◆ To do ◆
For the material that follows, list every line containing the word "JSON".

---------------

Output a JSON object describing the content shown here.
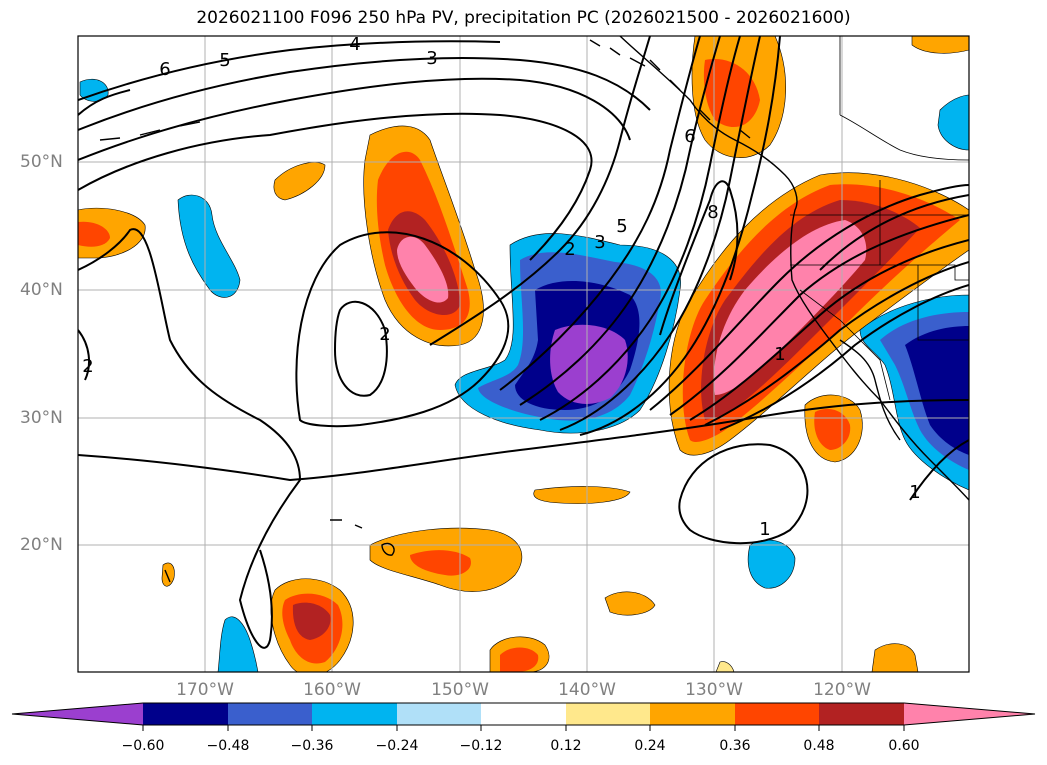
{
  "title": "2026021100 F096 250 hPa PV, precipitation PC (2026021500 - 2026021600)",
  "lat_labels": [
    "50°N",
    "40°N",
    "30°N",
    "20°N"
  ],
  "lon_labels": [
    "170°W",
    "160°W",
    "150°W",
    "140°W",
    "130°W",
    "120°W"
  ],
  "contour_labels": [
    "6",
    "5",
    "4",
    "3",
    "2",
    "2",
    "3",
    "5",
    "6",
    "8",
    "1",
    "1",
    "1",
    "2"
  ],
  "colorbar": {
    "ticks": [
      "−0.60",
      "−0.48",
      "−0.36",
      "−0.24",
      "−0.12",
      "0.12",
      "0.24",
      "0.36",
      "0.48",
      "0.60"
    ],
    "colors": [
      "#9b3fcf",
      "#00008b",
      "#3a5fcd",
      "#00b4f0",
      "#b0e0f8",
      "#ffffff",
      "#ffe88c",
      "#ffa500",
      "#ff4500",
      "#b22222",
      "#ff82ab"
    ]
  }
}
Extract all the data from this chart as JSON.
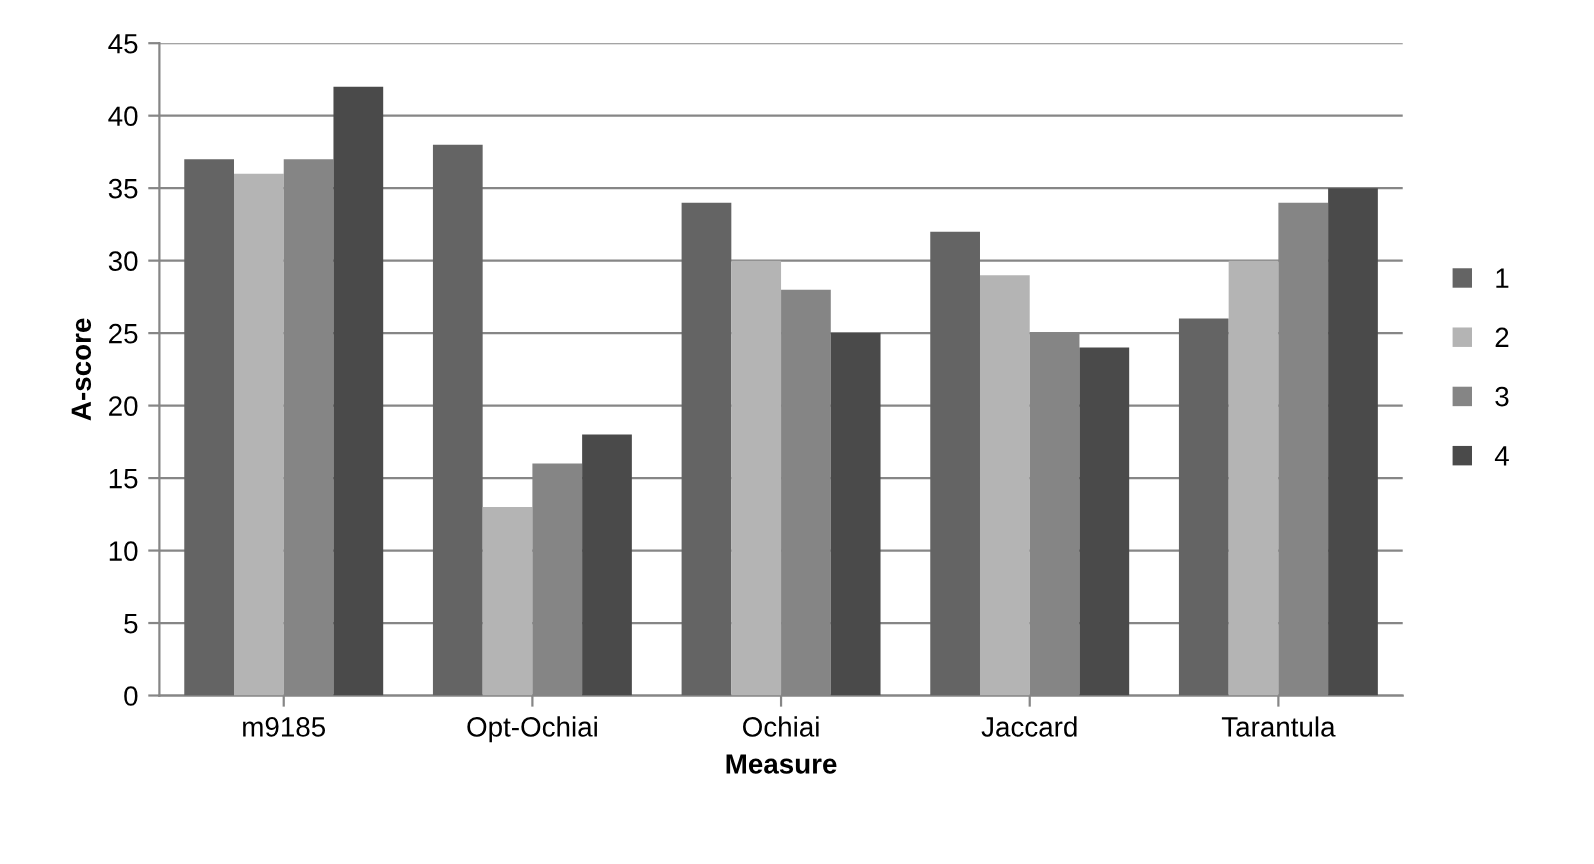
{
  "chart_data": {
    "type": "bar",
    "xlabel": "Measure",
    "ylabel": "A-score",
    "categories": [
      "m9185",
      "Opt-Ochiai",
      "Ochiai",
      "Jaccard",
      "Tarantula"
    ],
    "series": [
      {
        "name": "1",
        "color": "#646464",
        "values": [
          37,
          38,
          34,
          32,
          26
        ]
      },
      {
        "name": "2",
        "color": "#b4b4b4",
        "values": [
          36,
          13,
          30,
          29,
          30
        ]
      },
      {
        "name": "3",
        "color": "#858585",
        "values": [
          37,
          16,
          28,
          25,
          34
        ]
      },
      {
        "name": "4",
        "color": "#4a4a4a",
        "values": [
          42,
          18,
          25,
          24,
          35
        ]
      }
    ],
    "ylim": [
      0,
      45
    ],
    "yticks": [
      0,
      5,
      10,
      15,
      20,
      25,
      30,
      35,
      40,
      45
    ],
    "grid": "y",
    "legend": "right"
  }
}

---------------

◆ Exercise answer ◆
Output a JSON object describing the content shown here.
Extract all the data from this chart as JSON.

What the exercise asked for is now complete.